--- Begin MATERIAL FOR THIS EXERCISE ---

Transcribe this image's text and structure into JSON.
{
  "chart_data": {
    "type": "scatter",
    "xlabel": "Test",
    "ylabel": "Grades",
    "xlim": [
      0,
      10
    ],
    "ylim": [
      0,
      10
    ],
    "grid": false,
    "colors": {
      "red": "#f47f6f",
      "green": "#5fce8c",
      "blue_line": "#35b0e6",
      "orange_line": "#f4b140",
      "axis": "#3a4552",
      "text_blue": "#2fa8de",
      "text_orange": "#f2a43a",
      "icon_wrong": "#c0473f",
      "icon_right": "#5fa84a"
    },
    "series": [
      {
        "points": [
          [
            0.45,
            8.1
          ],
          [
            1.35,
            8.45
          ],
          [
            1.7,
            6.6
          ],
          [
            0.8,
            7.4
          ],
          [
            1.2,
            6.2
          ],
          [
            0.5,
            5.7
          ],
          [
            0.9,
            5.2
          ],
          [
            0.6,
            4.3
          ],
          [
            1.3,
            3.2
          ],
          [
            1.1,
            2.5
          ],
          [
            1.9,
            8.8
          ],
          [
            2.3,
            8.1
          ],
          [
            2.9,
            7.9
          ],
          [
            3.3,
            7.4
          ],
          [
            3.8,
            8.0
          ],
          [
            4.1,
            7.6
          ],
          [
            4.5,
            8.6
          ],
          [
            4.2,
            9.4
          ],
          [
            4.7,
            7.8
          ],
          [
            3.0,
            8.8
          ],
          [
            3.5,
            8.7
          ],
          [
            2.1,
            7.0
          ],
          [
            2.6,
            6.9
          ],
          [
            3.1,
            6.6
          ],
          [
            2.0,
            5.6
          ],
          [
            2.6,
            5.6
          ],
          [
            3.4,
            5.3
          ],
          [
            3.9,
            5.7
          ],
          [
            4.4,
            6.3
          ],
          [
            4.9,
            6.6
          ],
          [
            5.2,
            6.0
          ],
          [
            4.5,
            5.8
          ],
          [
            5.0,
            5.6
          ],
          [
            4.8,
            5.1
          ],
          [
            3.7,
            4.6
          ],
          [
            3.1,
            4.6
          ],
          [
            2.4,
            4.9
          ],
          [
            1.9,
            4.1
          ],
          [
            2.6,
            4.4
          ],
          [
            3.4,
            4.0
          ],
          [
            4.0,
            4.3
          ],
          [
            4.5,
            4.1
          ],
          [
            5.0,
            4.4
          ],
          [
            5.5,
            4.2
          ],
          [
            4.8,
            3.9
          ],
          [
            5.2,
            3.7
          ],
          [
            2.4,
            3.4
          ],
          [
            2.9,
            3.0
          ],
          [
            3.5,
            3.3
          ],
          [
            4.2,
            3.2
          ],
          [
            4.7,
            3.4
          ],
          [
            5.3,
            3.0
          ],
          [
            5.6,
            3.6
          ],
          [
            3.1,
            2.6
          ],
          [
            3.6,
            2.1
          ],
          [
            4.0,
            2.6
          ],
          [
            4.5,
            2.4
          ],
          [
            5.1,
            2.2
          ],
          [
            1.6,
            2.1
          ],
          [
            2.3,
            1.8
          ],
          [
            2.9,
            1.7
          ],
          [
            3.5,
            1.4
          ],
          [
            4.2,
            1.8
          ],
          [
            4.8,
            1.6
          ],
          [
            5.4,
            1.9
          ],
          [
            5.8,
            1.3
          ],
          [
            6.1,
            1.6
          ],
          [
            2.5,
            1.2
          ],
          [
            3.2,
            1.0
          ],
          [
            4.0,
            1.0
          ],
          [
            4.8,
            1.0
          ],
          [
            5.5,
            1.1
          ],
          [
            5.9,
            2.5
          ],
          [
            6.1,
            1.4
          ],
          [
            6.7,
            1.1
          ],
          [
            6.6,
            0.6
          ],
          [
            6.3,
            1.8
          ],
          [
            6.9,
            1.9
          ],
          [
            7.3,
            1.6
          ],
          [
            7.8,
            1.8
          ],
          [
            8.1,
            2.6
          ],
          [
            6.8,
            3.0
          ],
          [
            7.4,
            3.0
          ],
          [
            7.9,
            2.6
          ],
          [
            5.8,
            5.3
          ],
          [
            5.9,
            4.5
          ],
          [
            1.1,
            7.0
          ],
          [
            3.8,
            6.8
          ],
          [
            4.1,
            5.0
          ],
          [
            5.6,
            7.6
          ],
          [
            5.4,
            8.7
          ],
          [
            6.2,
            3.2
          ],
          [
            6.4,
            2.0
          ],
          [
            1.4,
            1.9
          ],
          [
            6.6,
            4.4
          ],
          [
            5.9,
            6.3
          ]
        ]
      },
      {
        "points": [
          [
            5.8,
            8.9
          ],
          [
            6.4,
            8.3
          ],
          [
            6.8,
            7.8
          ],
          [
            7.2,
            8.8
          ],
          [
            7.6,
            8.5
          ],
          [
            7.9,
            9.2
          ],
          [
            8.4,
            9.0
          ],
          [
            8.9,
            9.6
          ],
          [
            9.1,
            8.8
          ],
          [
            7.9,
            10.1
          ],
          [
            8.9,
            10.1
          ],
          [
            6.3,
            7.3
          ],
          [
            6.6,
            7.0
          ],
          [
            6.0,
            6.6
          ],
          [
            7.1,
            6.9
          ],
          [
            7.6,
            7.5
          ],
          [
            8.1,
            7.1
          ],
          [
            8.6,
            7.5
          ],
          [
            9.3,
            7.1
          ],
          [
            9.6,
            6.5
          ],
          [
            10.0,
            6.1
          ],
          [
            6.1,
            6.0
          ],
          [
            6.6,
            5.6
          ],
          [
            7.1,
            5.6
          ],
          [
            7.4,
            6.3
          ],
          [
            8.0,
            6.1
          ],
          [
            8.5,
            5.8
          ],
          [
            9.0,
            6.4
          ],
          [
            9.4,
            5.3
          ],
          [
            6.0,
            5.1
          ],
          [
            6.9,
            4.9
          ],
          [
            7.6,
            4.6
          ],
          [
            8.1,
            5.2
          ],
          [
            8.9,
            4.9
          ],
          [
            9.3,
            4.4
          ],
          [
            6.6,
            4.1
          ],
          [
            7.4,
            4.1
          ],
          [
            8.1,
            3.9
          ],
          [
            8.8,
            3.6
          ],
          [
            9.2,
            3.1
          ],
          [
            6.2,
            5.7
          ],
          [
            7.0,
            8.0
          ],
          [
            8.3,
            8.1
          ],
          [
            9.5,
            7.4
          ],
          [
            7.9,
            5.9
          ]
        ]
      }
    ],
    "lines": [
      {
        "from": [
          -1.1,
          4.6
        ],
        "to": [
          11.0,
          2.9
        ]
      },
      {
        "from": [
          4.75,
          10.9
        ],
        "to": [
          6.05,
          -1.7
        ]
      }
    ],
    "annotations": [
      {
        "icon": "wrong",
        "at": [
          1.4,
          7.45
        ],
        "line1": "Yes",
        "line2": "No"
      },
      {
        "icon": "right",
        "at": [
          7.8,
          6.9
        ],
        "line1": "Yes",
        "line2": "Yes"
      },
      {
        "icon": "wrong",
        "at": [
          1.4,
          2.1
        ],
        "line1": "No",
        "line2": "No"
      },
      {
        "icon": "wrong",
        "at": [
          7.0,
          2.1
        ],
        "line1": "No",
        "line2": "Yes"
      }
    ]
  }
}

--- End MATERIAL FOR THIS EXERCISE ---

▸ **WHAT IS EXPECTED**
Produce an exact copy of every entry above.

▸ **TASK RESPONSE**
Transcribe this image's text and structure into JSON.
{
  "chart_data": {
    "type": "scatter",
    "xlabel": "Test",
    "ylabel": "Grades",
    "xlim": [
      0,
      10
    ],
    "ylim": [
      0,
      10
    ],
    "grid": false,
    "colors": {
      "red": "#f47f6f",
      "green": "#5fce8c",
      "blue_line": "#35b0e6",
      "orange_line": "#f4b140",
      "axis": "#3a4552",
      "text_blue": "#2fa8de",
      "text_orange": "#f2a43a",
      "icon_wrong": "#c0473f",
      "icon_right": "#5fa84a"
    },
    "series": [
      {
        "points": [
          [
            0.45,
            8.1
          ],
          [
            1.35,
            8.45
          ],
          [
            1.7,
            6.6
          ],
          [
            0.8,
            7.4
          ],
          [
            1.2,
            6.2
          ],
          [
            0.5,
            5.7
          ],
          [
            0.9,
            5.2
          ],
          [
            0.6,
            4.3
          ],
          [
            1.3,
            3.2
          ],
          [
            1.1,
            2.5
          ],
          [
            1.9,
            8.8
          ],
          [
            2.3,
            8.1
          ],
          [
            2.9,
            7.9
          ],
          [
            3.3,
            7.4
          ],
          [
            3.8,
            8.0
          ],
          [
            4.1,
            7.6
          ],
          [
            4.5,
            8.6
          ],
          [
            4.2,
            9.4
          ],
          [
            4.7,
            7.8
          ],
          [
            3.0,
            8.8
          ],
          [
            3.5,
            8.7
          ],
          [
            2.1,
            7.0
          ],
          [
            2.6,
            6.9
          ],
          [
            3.1,
            6.6
          ],
          [
            2.0,
            5.6
          ],
          [
            2.6,
            5.6
          ],
          [
            3.4,
            5.3
          ],
          [
            3.9,
            5.7
          ],
          [
            4.4,
            6.3
          ],
          [
            4.9,
            6.6
          ],
          [
            5.2,
            6.0
          ],
          [
            4.5,
            5.8
          ],
          [
            5.0,
            5.6
          ],
          [
            4.8,
            5.1
          ],
          [
            3.7,
            4.6
          ],
          [
            3.1,
            4.6
          ],
          [
            2.4,
            4.9
          ],
          [
            1.9,
            4.1
          ],
          [
            2.6,
            4.4
          ],
          [
            3.4,
            4.0
          ],
          [
            4.0,
            4.3
          ],
          [
            4.5,
            4.1
          ],
          [
            5.0,
            4.4
          ],
          [
            5.5,
            4.2
          ],
          [
            4.8,
            3.9
          ],
          [
            5.2,
            3.7
          ],
          [
            2.4,
            3.4
          ],
          [
            2.9,
            3.0
          ],
          [
            3.5,
            3.3
          ],
          [
            4.2,
            3.2
          ],
          [
            4.7,
            3.4
          ],
          [
            5.3,
            3.0
          ],
          [
            5.6,
            3.6
          ],
          [
            3.1,
            2.6
          ],
          [
            3.6,
            2.1
          ],
          [
            4.0,
            2.6
          ],
          [
            4.5,
            2.4
          ],
          [
            5.1,
            2.2
          ],
          [
            1.6,
            2.1
          ],
          [
            2.3,
            1.8
          ],
          [
            2.9,
            1.7
          ],
          [
            3.5,
            1.4
          ],
          [
            4.2,
            1.8
          ],
          [
            4.8,
            1.6
          ],
          [
            5.4,
            1.9
          ],
          [
            5.8,
            1.3
          ],
          [
            6.1,
            1.6
          ],
          [
            2.5,
            1.2
          ],
          [
            3.2,
            1.0
          ],
          [
            4.0,
            1.0
          ],
          [
            4.8,
            1.0
          ],
          [
            5.5,
            1.1
          ],
          [
            5.9,
            2.5
          ],
          [
            6.1,
            1.4
          ],
          [
            6.7,
            1.1
          ],
          [
            6.6,
            0.6
          ],
          [
            6.3,
            1.8
          ],
          [
            6.9,
            1.9
          ],
          [
            7.3,
            1.6
          ],
          [
            7.8,
            1.8
          ],
          [
            8.1,
            2.6
          ],
          [
            6.8,
            3.0
          ],
          [
            7.4,
            3.0
          ],
          [
            7.9,
            2.6
          ],
          [
            5.8,
            5.3
          ],
          [
            5.9,
            4.5
          ],
          [
            1.1,
            7.0
          ],
          [
            3.8,
            6.8
          ],
          [
            4.1,
            5.0
          ],
          [
            5.6,
            7.6
          ],
          [
            5.4,
            8.7
          ],
          [
            6.2,
            3.2
          ],
          [
            6.4,
            2.0
          ],
          [
            1.4,
            1.9
          ],
          [
            6.6,
            4.4
          ],
          [
            5.9,
            6.3
          ]
        ]
      },
      {
        "points": [
          [
            5.8,
            8.9
          ],
          [
            6.4,
            8.3
          ],
          [
            6.8,
            7.8
          ],
          [
            7.2,
            8.8
          ],
          [
            7.6,
            8.5
          ],
          [
            7.9,
            9.2
          ],
          [
            8.4,
            9.0
          ],
          [
            8.9,
            9.6
          ],
          [
            9.1,
            8.8
          ],
          [
            7.9,
            10.1
          ],
          [
            8.9,
            10.1
          ],
          [
            6.3,
            7.3
          ],
          [
            6.6,
            7.0
          ],
          [
            6.0,
            6.6
          ],
          [
            7.1,
            6.9
          ],
          [
            7.6,
            7.5
          ],
          [
            8.1,
            7.1
          ],
          [
            8.6,
            7.5
          ],
          [
            9.3,
            7.1
          ],
          [
            9.6,
            6.5
          ],
          [
            10.0,
            6.1
          ],
          [
            6.1,
            6.0
          ],
          [
            6.6,
            5.6
          ],
          [
            7.1,
            5.6
          ],
          [
            7.4,
            6.3
          ],
          [
            8.0,
            6.1
          ],
          [
            8.5,
            5.8
          ],
          [
            9.0,
            6.4
          ],
          [
            9.4,
            5.3
          ],
          [
            6.0,
            5.1
          ],
          [
            6.9,
            4.9
          ],
          [
            7.6,
            4.6
          ],
          [
            8.1,
            5.2
          ],
          [
            8.9,
            4.9
          ],
          [
            9.3,
            4.4
          ],
          [
            6.6,
            4.1
          ],
          [
            7.4,
            4.1
          ],
          [
            8.1,
            3.9
          ],
          [
            8.8,
            3.6
          ],
          [
            9.2,
            3.1
          ],
          [
            6.2,
            5.7
          ],
          [
            7.0,
            8.0
          ],
          [
            8.3,
            8.1
          ],
          [
            9.5,
            7.4
          ],
          [
            7.9,
            5.9
          ]
        ]
      }
    ],
    "lines": [
      {
        "from": [
          -1.1,
          4.6
        ],
        "to": [
          11.0,
          2.9
        ]
      },
      {
        "from": [
          4.75,
          10.9
        ],
        "to": [
          6.05,
          -1.7
        ]
      }
    ],
    "annotations": [
      {
        "icon": "wrong",
        "at": [
          1.4,
          7.45
        ],
        "line1": "Yes",
        "line2": "No"
      },
      {
        "icon": "right",
        "at": [
          7.8,
          6.9
        ],
        "line1": "Yes",
        "line2": "Yes"
      },
      {
        "icon": "wrong",
        "at": [
          1.4,
          2.1
        ],
        "line1": "No",
        "line2": "No"
      },
      {
        "icon": "wrong",
        "at": [
          7.0,
          2.1
        ],
        "line1": "No",
        "line2": "Yes"
      }
    ]
  }
}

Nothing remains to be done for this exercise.